(Stored entries)

○ ○ ○ ○ ○ ○ ○

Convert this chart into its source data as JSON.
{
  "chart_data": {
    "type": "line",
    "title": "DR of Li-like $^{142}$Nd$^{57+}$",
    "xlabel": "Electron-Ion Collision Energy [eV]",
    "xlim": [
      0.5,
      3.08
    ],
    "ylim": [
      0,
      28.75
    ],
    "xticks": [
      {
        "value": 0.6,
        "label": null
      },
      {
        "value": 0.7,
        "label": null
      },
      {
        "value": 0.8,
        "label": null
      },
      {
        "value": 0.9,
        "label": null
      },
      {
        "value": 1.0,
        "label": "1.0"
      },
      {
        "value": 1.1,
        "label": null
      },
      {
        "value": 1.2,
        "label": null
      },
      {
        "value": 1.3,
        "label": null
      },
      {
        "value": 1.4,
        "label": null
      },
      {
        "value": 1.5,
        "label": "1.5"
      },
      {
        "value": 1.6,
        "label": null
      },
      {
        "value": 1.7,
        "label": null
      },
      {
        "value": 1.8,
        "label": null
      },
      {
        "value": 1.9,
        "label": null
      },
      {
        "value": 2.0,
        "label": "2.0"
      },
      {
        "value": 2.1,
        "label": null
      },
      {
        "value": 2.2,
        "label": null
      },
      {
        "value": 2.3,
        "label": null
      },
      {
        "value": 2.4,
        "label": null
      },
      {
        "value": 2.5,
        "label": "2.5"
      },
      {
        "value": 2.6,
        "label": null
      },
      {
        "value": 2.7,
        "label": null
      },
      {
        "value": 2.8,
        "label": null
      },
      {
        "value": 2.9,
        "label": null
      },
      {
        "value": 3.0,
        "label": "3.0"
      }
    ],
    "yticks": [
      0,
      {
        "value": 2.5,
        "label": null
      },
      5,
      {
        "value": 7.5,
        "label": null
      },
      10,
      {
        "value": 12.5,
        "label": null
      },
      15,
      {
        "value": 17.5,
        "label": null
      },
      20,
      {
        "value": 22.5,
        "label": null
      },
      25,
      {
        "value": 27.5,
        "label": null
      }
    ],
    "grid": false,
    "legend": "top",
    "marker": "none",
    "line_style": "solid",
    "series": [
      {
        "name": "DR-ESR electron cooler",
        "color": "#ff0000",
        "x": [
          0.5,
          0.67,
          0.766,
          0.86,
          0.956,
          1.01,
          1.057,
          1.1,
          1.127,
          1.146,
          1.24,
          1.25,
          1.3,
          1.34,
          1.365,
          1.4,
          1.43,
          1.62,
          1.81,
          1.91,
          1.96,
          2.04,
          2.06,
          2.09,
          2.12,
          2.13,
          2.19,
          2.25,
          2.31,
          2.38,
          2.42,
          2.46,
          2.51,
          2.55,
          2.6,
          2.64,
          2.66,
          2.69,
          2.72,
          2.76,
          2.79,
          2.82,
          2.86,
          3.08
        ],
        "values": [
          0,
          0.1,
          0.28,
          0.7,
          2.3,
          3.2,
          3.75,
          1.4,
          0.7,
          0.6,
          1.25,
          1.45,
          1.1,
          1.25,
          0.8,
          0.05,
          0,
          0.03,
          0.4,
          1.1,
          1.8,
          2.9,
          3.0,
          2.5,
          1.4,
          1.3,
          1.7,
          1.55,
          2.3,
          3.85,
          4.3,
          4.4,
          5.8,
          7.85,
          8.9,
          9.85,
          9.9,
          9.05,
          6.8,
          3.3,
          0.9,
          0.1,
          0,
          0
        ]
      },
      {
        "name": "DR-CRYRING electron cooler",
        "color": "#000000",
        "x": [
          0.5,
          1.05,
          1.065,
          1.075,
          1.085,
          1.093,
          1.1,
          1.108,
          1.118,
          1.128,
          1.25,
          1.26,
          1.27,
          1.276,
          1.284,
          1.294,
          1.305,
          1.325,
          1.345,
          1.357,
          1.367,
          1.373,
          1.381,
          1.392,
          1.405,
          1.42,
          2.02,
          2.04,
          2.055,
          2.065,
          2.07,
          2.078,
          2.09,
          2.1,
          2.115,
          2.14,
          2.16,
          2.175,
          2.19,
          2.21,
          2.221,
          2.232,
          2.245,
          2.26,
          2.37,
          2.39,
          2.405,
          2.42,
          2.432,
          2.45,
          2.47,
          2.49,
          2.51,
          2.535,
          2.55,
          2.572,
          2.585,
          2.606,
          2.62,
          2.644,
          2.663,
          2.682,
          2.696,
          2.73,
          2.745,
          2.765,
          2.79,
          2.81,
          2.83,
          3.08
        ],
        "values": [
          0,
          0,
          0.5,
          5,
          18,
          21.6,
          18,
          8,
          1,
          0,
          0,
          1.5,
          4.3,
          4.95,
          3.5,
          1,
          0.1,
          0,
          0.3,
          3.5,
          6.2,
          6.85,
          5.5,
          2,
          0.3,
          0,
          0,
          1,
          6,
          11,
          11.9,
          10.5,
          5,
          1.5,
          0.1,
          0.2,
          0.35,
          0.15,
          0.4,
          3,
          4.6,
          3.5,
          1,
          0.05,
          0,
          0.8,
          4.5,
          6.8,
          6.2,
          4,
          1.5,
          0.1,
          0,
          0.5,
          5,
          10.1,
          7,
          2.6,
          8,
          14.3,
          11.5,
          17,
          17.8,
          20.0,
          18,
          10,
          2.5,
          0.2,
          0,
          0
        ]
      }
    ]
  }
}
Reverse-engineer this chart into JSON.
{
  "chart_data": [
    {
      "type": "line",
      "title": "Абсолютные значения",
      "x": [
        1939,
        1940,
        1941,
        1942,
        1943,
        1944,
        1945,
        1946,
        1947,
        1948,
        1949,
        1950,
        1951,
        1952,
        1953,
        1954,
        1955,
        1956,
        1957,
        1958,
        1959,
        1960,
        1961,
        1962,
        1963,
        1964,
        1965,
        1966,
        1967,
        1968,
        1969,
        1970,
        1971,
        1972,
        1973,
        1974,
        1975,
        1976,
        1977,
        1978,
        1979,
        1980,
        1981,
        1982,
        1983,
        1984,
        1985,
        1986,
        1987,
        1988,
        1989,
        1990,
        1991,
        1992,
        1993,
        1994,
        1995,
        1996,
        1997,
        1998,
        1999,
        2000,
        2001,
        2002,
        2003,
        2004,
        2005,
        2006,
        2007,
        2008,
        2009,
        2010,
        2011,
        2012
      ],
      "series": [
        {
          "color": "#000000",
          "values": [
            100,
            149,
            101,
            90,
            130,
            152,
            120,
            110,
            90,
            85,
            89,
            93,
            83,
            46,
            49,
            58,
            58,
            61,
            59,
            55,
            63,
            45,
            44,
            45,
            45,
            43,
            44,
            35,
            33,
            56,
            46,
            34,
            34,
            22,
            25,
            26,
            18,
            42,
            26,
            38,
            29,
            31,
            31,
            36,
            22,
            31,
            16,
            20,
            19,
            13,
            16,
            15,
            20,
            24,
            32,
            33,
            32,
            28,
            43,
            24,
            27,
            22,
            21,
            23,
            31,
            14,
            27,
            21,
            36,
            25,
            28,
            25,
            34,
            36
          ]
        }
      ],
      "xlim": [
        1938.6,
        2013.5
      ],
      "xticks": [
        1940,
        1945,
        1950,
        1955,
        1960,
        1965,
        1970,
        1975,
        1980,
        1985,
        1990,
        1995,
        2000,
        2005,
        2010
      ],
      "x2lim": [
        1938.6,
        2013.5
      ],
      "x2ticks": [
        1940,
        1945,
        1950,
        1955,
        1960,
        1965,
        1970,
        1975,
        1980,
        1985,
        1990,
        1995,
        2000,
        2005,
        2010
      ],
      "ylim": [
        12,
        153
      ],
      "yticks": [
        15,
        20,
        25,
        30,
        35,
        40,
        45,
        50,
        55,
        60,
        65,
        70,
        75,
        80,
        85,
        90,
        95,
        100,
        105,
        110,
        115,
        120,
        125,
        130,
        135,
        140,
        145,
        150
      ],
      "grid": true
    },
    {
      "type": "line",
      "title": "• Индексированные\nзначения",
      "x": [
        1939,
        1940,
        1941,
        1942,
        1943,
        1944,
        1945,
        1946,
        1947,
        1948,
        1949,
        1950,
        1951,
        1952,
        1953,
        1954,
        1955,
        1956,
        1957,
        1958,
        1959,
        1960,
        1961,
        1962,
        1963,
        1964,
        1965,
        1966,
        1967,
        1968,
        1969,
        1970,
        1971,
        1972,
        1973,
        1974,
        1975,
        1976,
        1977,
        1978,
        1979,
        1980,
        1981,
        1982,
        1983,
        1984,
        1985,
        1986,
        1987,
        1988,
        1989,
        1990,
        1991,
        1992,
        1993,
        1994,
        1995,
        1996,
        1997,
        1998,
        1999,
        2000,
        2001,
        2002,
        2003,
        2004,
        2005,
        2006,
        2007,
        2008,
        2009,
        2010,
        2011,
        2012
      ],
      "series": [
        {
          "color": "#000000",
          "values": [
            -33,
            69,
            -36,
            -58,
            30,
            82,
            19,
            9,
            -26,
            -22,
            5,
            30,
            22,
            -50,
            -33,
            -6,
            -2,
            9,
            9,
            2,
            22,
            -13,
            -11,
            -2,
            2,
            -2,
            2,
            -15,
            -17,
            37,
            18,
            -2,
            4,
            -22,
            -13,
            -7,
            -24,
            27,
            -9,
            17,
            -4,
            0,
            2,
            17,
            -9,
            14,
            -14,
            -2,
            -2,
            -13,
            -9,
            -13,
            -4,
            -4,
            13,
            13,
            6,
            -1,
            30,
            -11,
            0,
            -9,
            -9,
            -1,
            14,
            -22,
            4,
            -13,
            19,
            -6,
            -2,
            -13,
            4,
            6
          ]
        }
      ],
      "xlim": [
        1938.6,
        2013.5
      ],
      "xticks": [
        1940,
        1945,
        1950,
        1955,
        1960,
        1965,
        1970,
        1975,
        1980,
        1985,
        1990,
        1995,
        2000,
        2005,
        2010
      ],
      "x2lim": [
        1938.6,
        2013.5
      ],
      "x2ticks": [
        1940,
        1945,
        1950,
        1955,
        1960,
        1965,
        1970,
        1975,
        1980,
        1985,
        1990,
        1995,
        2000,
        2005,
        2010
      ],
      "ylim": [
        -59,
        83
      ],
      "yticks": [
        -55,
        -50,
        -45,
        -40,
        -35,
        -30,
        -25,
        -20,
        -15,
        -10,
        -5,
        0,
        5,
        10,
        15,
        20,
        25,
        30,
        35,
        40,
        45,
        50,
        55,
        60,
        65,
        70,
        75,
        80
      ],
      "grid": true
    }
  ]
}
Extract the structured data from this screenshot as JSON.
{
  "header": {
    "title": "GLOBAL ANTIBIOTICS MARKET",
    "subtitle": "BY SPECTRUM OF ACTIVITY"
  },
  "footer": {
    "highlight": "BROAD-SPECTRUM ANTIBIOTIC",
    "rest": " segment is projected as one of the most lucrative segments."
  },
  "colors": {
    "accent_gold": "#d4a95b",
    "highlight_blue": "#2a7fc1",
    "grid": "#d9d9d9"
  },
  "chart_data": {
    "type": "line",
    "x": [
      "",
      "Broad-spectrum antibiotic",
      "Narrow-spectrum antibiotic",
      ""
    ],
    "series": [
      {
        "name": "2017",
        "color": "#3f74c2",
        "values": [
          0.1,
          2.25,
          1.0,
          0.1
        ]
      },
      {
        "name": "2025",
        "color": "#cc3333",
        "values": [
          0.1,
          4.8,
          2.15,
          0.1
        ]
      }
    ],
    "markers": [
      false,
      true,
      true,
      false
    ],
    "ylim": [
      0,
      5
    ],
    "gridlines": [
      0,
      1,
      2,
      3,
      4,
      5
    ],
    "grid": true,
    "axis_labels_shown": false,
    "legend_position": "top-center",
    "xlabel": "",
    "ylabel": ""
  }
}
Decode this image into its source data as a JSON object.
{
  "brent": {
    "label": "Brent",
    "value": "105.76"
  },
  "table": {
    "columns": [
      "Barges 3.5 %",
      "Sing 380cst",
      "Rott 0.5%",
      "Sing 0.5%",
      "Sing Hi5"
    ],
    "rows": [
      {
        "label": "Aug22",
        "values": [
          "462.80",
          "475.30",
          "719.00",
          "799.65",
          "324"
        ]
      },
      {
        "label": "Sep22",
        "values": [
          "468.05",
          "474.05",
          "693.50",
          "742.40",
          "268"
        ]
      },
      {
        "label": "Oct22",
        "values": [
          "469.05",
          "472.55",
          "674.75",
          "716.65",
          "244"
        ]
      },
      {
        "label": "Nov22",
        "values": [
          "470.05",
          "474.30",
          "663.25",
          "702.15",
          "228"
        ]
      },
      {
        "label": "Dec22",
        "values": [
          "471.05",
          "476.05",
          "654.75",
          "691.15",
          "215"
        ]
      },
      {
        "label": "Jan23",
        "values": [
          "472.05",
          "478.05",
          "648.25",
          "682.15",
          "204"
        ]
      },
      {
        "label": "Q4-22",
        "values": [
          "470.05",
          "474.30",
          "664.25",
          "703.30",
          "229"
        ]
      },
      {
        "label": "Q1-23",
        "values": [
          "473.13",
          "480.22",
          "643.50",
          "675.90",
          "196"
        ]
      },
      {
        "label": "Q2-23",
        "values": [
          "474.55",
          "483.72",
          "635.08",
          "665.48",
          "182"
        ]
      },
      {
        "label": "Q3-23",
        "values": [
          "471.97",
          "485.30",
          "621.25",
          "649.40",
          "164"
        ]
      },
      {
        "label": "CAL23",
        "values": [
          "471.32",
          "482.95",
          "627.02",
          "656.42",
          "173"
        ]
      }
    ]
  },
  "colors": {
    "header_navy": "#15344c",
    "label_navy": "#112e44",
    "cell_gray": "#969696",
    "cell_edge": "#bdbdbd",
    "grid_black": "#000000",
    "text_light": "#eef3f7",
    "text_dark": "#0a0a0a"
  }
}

○ ○ ○ ○ ○ ○ ○

Task requirements
Pick out the lines above containing the word "name", then copy them.

Answer to this problem
        "name": "DR-ESR electron cooler",
        "name": "DR-CRYRING electron cooler",
        "name": "2017",
        "name": "2025",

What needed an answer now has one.